- AIM
Images must not appear in your copy; reproduce every other part of the records exactly.

- RECORDS PROVIDED
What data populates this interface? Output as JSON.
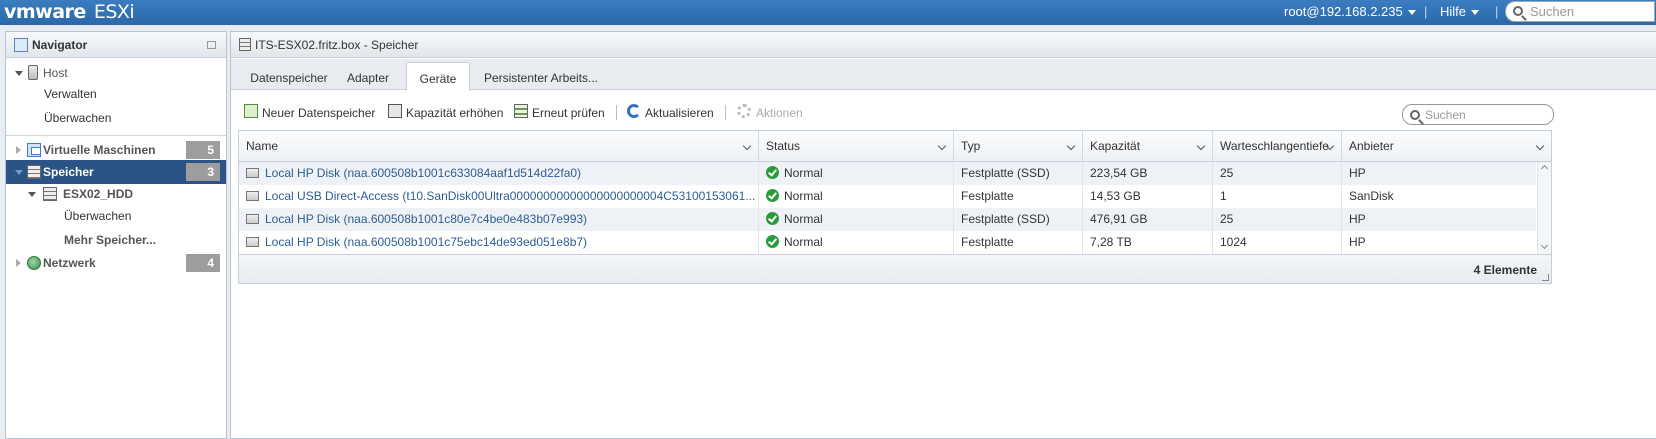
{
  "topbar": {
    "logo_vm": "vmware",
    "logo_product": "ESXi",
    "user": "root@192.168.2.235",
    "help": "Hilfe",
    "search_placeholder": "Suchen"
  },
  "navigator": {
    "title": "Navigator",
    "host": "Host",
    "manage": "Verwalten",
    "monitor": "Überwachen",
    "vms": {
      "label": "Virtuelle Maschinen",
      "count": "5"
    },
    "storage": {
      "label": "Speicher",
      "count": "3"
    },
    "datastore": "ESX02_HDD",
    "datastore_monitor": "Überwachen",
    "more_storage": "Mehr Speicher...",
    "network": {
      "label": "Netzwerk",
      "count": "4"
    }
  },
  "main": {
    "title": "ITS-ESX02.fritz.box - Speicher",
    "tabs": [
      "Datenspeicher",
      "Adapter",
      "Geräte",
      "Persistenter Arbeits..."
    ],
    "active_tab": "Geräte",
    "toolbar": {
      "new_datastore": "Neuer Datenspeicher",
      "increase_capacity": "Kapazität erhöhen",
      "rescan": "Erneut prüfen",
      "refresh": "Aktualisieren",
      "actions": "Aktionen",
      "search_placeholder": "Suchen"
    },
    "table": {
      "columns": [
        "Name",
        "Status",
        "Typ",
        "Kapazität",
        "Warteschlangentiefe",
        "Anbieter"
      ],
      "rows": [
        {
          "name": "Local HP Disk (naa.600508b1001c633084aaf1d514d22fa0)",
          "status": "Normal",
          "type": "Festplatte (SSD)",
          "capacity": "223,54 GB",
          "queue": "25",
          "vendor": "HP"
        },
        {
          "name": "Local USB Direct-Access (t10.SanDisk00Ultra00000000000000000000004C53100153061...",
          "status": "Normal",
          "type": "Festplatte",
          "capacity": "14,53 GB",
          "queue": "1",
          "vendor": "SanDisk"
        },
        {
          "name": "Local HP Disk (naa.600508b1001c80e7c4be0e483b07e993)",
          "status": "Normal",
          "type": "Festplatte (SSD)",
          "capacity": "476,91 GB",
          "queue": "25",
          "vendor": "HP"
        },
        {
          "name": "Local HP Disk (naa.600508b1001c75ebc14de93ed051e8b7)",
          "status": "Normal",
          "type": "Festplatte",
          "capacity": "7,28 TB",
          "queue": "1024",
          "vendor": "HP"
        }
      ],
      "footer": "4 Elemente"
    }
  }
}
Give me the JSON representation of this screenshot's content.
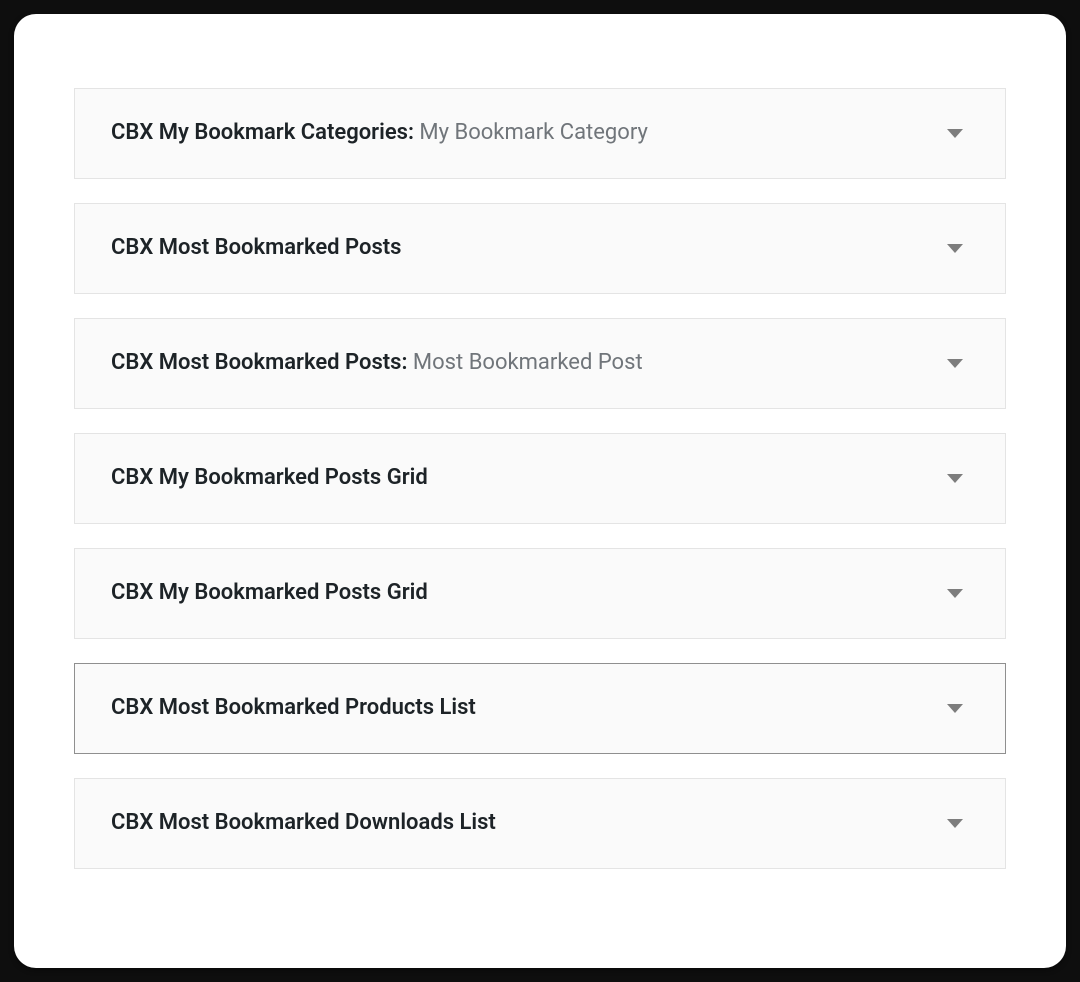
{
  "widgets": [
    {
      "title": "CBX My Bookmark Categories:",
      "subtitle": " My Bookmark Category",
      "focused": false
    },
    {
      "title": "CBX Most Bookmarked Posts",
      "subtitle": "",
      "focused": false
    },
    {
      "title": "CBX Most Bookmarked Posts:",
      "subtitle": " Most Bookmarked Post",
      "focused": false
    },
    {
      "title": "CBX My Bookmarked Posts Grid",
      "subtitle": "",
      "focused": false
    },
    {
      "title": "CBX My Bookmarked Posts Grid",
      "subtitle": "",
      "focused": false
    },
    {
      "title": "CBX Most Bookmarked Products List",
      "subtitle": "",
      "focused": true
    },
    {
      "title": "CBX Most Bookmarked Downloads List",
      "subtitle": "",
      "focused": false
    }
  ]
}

- OUTPUT OF THE EXERCISE
What data populates this interface? Output as JSON.
{
  "topbar": {
    "logo_vm": "vmware",
    "logo_product": "ESXi",
    "user": "root@192.168.2.235",
    "help": "Hilfe",
    "search_placeholder": "Suchen"
  },
  "navigator": {
    "title": "Navigator",
    "host": "Host",
    "manage": "Verwalten",
    "monitor": "Überwachen",
    "vms": {
      "label": "Virtuelle Maschinen",
      "count": "5"
    },
    "storage": {
      "label": "Speicher",
      "count": "3"
    },
    "datastore": "ESX02_HDD",
    "datastore_monitor": "Überwachen",
    "more_storage": "Mehr Speicher...",
    "network": {
      "label": "Netzwerk",
      "count": "4"
    }
  },
  "main": {
    "title": "ITS-ESX02.fritz.box - Speicher",
    "tabs": [
      "Datenspeicher",
      "Adapter",
      "Geräte",
      "Persistenter Arbeits..."
    ],
    "active_tab": "Geräte",
    "toolbar": {
      "new_datastore": "Neuer Datenspeicher",
      "increase_capacity": "Kapazität erhöhen",
      "rescan": "Erneut prüfen",
      "refresh": "Aktualisieren",
      "actions": "Aktionen",
      "search_placeholder": "Suchen"
    },
    "table": {
      "columns": [
        "Name",
        "Status",
        "Typ",
        "Kapazität",
        "Warteschlangentiefe",
        "Anbieter"
      ],
      "rows": [
        {
          "name": "Local HP Disk (naa.600508b1001c633084aaf1d514d22fa0)",
          "status": "Normal",
          "type": "Festplatte (SSD)",
          "capacity": "223,54 GB",
          "queue": "25",
          "vendor": "HP"
        },
        {
          "name": "Local USB Direct-Access (t10.SanDisk00Ultra00000000000000000000004C53100153061...",
          "status": "Normal",
          "type": "Festplatte",
          "capacity": "14,53 GB",
          "queue": "1",
          "vendor": "SanDisk"
        },
        {
          "name": "Local HP Disk (naa.600508b1001c80e7c4be0e483b07e993)",
          "status": "Normal",
          "type": "Festplatte (SSD)",
          "capacity": "476,91 GB",
          "queue": "25",
          "vendor": "HP"
        },
        {
          "name": "Local HP Disk (naa.600508b1001c75ebc14de93ed051e8b7)",
          "status": "Normal",
          "type": "Festplatte",
          "capacity": "7,28 TB",
          "queue": "1024",
          "vendor": "HP"
        }
      ],
      "footer": "4 Elemente"
    }
  }
}
Give me the JSON representation of this screenshot's content.
{
  "widgets": [
    {
      "title": "CBX My Bookmark Categories:",
      "subtitle": " My Bookmark Category",
      "focused": false
    },
    {
      "title": "CBX Most Bookmarked Posts",
      "subtitle": "",
      "focused": false
    },
    {
      "title": "CBX Most Bookmarked Posts:",
      "subtitle": " Most Bookmarked Post",
      "focused": false
    },
    {
      "title": "CBX My Bookmarked Posts Grid",
      "subtitle": "",
      "focused": false
    },
    {
      "title": "CBX My Bookmarked Posts Grid",
      "subtitle": "",
      "focused": false
    },
    {
      "title": "CBX Most Bookmarked Products List",
      "subtitle": "",
      "focused": true
    },
    {
      "title": "CBX Most Bookmarked Downloads List",
      "subtitle": "",
      "focused": false
    }
  ]
}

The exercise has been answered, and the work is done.